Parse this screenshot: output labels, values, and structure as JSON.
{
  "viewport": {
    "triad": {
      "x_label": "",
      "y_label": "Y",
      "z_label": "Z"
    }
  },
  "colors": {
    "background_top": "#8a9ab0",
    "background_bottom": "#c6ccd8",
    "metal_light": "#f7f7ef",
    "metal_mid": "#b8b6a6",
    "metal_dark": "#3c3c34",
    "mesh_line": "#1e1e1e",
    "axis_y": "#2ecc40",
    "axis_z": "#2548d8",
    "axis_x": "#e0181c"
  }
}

▶ _Exercise objective_
Extract each line from the listing above, please, and repeat it exactly.

▶ _Completed task_
Parse this screenshot: output labels, values, and structure as JSON.
{
  "viewport": {
    "triad": {
      "x_label": "",
      "y_label": "Y",
      "z_label": "Z"
    }
  },
  "colors": {
    "background_top": "#8a9ab0",
    "background_bottom": "#c6ccd8",
    "metal_light": "#f7f7ef",
    "metal_mid": "#b8b6a6",
    "metal_dark": "#3c3c34",
    "mesh_line": "#1e1e1e",
    "axis_y": "#2ecc40",
    "axis_z": "#2548d8",
    "axis_x": "#e0181c"
  }
}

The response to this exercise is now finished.